Exactly reproduce all the records, keeping pictures out of the copy.

(Data records)
^^^^^^^^^^^^^^^^

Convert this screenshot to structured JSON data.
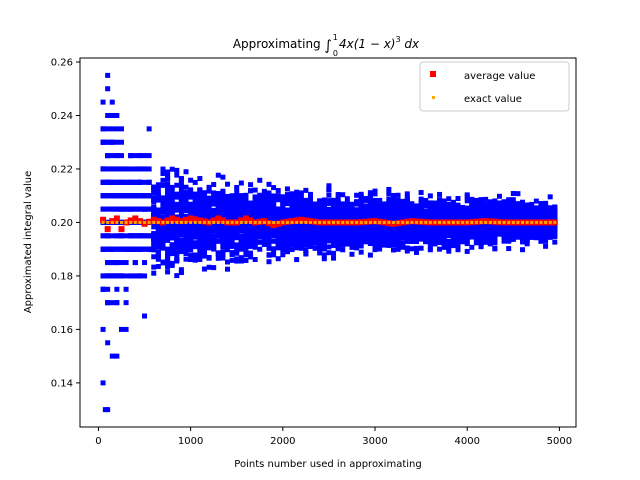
{
  "chart_data": {
    "type": "scatter",
    "title": "Approximating ∫₀¹4x(1 − x)³ dx",
    "title_parts": {
      "main": "Approximating ",
      "integral": "∫",
      "upper": "1",
      "lower": "0",
      "integrand": "4x(1 − x)",
      "power": "3",
      "dx": " dx"
    },
    "xlabel": "Points number used in approximating",
    "ylabel": "Approximated integral value",
    "xlim": [
      -200,
      5180
    ],
    "ylim": [
      0.1235,
      0.2615
    ],
    "xticks": [
      0,
      1000,
      2000,
      3000,
      4000,
      5000
    ],
    "yticks": [
      0.14,
      0.16,
      0.18,
      0.2,
      0.22,
      0.24,
      0.26
    ],
    "xtick_labels": [
      "0",
      "1000",
      "2000",
      "3000",
      "4000",
      "5000"
    ],
    "ytick_labels": [
      "0.14",
      "0.16",
      "0.18",
      "0.20",
      "0.22",
      "0.24",
      "0.26"
    ],
    "legend_position": "upper right",
    "exact_value": 0.2,
    "x_range": [
      50,
      4950
    ],
    "x_step": 50,
    "series": [
      {
        "name": "",
        "role": "samples",
        "marker": "square",
        "color": "#0000ff",
        "samples_per_x": 50,
        "spread_envelope": [
          [
            50,
            0.055
          ],
          [
            100,
            0.05
          ],
          [
            200,
            0.04
          ],
          [
            300,
            0.03
          ],
          [
            500,
            0.025
          ],
          [
            1000,
            0.018
          ],
          [
            2000,
            0.014
          ],
          [
            3000,
            0.012
          ],
          [
            4000,
            0.011
          ],
          [
            4950,
            0.009
          ]
        ],
        "notable_points": [
          [
            100,
            0.255
          ],
          [
            100,
            0.25
          ],
          [
            50,
            0.245
          ],
          [
            100,
            0.13
          ],
          [
            75,
            0.13
          ],
          [
            150,
            0.15
          ],
          [
            200,
            0.15
          ],
          [
            50,
            0.16
          ],
          [
            100,
            0.17
          ],
          [
            300,
            0.16
          ],
          [
            500,
            0.165
          ]
        ]
      },
      {
        "name": "average value",
        "role": "average",
        "marker": "square",
        "color": "#ff0000",
        "values": [
          [
            50,
            0.201
          ],
          [
            100,
            0.1975
          ],
          [
            150,
            0.2005
          ],
          [
            200,
            0.2015
          ],
          [
            250,
            0.1975
          ],
          [
            300,
            0.2
          ],
          [
            400,
            0.2015
          ],
          [
            500,
            0.1995
          ],
          [
            600,
            0.201
          ],
          [
            700,
            0.2
          ],
          [
            800,
            0.2015
          ],
          [
            900,
            0.2005
          ],
          [
            1000,
            0.2015
          ],
          [
            1200,
            0.2
          ],
          [
            1300,
            0.2015
          ],
          [
            1400,
            0.2
          ],
          [
            1500,
            0.2
          ],
          [
            1600,
            0.2015
          ],
          [
            1700,
            0.2
          ],
          [
            1800,
            0.2005
          ],
          [
            1900,
            0.199
          ],
          [
            2000,
            0.2
          ],
          [
            2200,
            0.201
          ],
          [
            2400,
            0.2
          ],
          [
            2600,
            0.2
          ],
          [
            2800,
            0.2
          ],
          [
            3000,
            0.2005
          ],
          [
            3200,
            0.1995
          ],
          [
            3400,
            0.2005
          ],
          [
            3600,
            0.2
          ],
          [
            3800,
            0.2
          ],
          [
            4000,
            0.2
          ],
          [
            4200,
            0.2005
          ],
          [
            4400,
            0.2
          ],
          [
            4600,
            0.2
          ],
          [
            4800,
            0.2
          ],
          [
            4950,
            0.2
          ]
        ]
      },
      {
        "name": "exact value",
        "role": "exact",
        "marker": "square",
        "color": "#ffa500",
        "value": 0.2
      }
    ]
  }
}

^^^^^^^^^^^^^^^^

● **Reply to the exercise**
Convert this screenshot to structured JSON data.
{
  "chart_data": {
    "type": "scatter",
    "title": "Approximating ∫₀¹4x(1 − x)³ dx",
    "title_parts": {
      "main": "Approximating ",
      "integral": "∫",
      "upper": "1",
      "lower": "0",
      "integrand": "4x(1 − x)",
      "power": "3",
      "dx": " dx"
    },
    "xlabel": "Points number used in approximating",
    "ylabel": "Approximated integral value",
    "xlim": [
      -200,
      5180
    ],
    "ylim": [
      0.1235,
      0.2615
    ],
    "xticks": [
      0,
      1000,
      2000,
      3000,
      4000,
      5000
    ],
    "yticks": [
      0.14,
      0.16,
      0.18,
      0.2,
      0.22,
      0.24,
      0.26
    ],
    "xtick_labels": [
      "0",
      "1000",
      "2000",
      "3000",
      "4000",
      "5000"
    ],
    "ytick_labels": [
      "0.14",
      "0.16",
      "0.18",
      "0.20",
      "0.22",
      "0.24",
      "0.26"
    ],
    "legend_position": "upper right",
    "exact_value": 0.2,
    "x_range": [
      50,
      4950
    ],
    "x_step": 50,
    "series": [
      {
        "name": "",
        "role": "samples",
        "marker": "square",
        "color": "#0000ff",
        "samples_per_x": 50,
        "spread_envelope": [
          [
            50,
            0.055
          ],
          [
            100,
            0.05
          ],
          [
            200,
            0.04
          ],
          [
            300,
            0.03
          ],
          [
            500,
            0.025
          ],
          [
            1000,
            0.018
          ],
          [
            2000,
            0.014
          ],
          [
            3000,
            0.012
          ],
          [
            4000,
            0.011
          ],
          [
            4950,
            0.009
          ]
        ],
        "notable_points": [
          [
            100,
            0.255
          ],
          [
            100,
            0.25
          ],
          [
            50,
            0.245
          ],
          [
            100,
            0.13
          ],
          [
            75,
            0.13
          ],
          [
            150,
            0.15
          ],
          [
            200,
            0.15
          ],
          [
            50,
            0.16
          ],
          [
            100,
            0.17
          ],
          [
            300,
            0.16
          ],
          [
            500,
            0.165
          ]
        ]
      },
      {
        "name": "average value",
        "role": "average",
        "marker": "square",
        "color": "#ff0000",
        "values": [
          [
            50,
            0.201
          ],
          [
            100,
            0.1975
          ],
          [
            150,
            0.2005
          ],
          [
            200,
            0.2015
          ],
          [
            250,
            0.1975
          ],
          [
            300,
            0.2
          ],
          [
            400,
            0.2015
          ],
          [
            500,
            0.1995
          ],
          [
            600,
            0.201
          ],
          [
            700,
            0.2
          ],
          [
            800,
            0.2015
          ],
          [
            900,
            0.2005
          ],
          [
            1000,
            0.2015
          ],
          [
            1200,
            0.2
          ],
          [
            1300,
            0.2015
          ],
          [
            1400,
            0.2
          ],
          [
            1500,
            0.2
          ],
          [
            1600,
            0.2015
          ],
          [
            1700,
            0.2
          ],
          [
            1800,
            0.2005
          ],
          [
            1900,
            0.199
          ],
          [
            2000,
            0.2
          ],
          [
            2200,
            0.201
          ],
          [
            2400,
            0.2
          ],
          [
            2600,
            0.2
          ],
          [
            2800,
            0.2
          ],
          [
            3000,
            0.2005
          ],
          [
            3200,
            0.1995
          ],
          [
            3400,
            0.2005
          ],
          [
            3600,
            0.2
          ],
          [
            3800,
            0.2
          ],
          [
            4000,
            0.2
          ],
          [
            4200,
            0.2005
          ],
          [
            4400,
            0.2
          ],
          [
            4600,
            0.2
          ],
          [
            4800,
            0.2
          ],
          [
            4950,
            0.2
          ]
        ]
      },
      {
        "name": "exact value",
        "role": "exact",
        "marker": "square",
        "color": "#ffa500",
        "value": 0.2
      }
    ]
  }
}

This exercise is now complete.